*REQUIRED WORK*: Write out each line from the data below that includes the word "Source".

*RECORDS FOR THIS EXERCISE*:

-- START --

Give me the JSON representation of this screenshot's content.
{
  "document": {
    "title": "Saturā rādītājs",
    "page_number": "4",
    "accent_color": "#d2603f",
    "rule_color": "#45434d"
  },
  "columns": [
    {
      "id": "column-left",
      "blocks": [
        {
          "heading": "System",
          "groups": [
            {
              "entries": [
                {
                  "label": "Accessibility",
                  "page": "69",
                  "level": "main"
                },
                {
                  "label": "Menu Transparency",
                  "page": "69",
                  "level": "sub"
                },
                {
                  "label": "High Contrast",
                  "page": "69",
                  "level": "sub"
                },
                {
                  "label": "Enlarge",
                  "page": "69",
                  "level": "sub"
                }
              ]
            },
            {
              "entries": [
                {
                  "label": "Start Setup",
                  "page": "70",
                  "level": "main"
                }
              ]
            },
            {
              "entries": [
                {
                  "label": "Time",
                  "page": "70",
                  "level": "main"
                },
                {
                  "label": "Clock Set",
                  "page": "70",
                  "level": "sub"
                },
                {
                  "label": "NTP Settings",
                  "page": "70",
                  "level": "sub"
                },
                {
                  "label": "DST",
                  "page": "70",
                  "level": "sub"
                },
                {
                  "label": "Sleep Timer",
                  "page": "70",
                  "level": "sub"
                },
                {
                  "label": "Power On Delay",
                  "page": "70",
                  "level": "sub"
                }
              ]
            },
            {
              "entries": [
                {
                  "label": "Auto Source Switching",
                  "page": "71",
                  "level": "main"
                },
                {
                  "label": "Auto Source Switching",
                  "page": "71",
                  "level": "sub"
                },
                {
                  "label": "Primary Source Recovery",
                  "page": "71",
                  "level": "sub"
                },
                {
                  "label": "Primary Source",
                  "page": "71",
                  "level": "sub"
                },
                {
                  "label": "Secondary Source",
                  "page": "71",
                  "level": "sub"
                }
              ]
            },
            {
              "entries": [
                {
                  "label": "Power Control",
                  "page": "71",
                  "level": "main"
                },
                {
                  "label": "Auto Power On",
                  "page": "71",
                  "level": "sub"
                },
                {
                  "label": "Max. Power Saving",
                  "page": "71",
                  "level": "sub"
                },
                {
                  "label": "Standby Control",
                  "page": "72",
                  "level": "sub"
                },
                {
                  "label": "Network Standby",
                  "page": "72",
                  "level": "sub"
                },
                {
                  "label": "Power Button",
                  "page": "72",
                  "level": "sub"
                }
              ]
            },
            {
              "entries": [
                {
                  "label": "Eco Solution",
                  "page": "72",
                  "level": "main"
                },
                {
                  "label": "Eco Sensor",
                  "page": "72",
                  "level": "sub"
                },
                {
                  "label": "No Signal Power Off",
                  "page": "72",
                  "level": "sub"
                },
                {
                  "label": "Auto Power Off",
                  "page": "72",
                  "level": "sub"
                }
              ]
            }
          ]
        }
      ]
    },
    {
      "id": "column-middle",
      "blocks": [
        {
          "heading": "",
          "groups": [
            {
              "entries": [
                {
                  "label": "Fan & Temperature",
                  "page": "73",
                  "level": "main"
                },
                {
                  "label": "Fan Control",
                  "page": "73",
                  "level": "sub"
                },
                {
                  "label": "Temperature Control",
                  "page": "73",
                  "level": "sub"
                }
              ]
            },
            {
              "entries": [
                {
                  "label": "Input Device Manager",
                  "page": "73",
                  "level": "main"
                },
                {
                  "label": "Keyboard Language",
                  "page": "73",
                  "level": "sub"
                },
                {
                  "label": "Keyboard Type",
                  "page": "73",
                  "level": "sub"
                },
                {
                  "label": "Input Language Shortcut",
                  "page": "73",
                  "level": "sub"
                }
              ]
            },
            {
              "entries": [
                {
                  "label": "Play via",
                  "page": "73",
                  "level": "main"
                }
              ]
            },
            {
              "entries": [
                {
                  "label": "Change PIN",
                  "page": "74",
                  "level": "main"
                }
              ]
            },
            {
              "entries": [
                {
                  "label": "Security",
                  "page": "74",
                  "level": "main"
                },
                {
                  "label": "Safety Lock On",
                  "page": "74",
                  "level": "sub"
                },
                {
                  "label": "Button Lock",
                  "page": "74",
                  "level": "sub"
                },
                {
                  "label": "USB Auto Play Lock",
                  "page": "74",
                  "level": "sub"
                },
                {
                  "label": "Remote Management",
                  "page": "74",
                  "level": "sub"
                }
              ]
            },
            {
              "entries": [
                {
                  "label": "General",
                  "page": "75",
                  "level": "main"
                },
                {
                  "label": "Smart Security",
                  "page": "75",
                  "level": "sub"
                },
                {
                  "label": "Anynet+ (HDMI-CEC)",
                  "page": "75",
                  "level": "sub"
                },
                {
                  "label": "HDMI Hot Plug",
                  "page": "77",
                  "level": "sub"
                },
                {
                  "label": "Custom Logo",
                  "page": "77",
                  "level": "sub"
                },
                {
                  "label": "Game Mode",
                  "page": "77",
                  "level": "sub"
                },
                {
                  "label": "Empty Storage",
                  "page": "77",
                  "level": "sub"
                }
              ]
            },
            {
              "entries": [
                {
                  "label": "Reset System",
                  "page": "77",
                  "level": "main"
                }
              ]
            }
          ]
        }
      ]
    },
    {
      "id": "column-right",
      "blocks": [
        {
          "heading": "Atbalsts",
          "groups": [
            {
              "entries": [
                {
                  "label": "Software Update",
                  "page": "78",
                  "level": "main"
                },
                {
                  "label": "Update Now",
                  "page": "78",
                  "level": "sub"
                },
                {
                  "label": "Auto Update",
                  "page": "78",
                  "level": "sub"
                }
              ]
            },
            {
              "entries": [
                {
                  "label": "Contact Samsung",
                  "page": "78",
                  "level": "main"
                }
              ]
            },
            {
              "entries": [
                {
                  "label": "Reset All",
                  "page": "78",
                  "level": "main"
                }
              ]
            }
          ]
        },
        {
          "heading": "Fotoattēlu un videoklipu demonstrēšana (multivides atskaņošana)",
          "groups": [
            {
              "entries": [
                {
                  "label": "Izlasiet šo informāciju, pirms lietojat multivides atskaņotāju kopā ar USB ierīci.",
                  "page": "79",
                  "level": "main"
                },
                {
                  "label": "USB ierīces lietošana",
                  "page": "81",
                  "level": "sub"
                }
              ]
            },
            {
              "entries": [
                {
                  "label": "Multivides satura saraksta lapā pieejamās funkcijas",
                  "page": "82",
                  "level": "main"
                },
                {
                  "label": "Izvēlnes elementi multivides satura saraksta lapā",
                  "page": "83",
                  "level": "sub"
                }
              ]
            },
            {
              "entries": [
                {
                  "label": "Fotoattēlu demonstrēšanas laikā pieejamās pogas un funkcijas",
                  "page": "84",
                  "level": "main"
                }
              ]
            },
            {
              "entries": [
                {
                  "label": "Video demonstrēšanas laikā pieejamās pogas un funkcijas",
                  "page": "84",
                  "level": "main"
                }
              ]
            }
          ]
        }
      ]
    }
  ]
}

-- END --

*TASK RESPONSE*:
                  "label": "Auto Source Switching",
                  "label": "Auto Source Switching",
                  "label": "Primary Source Recovery",
                  "label": "Primary Source",
                  "label": "Secondary Source",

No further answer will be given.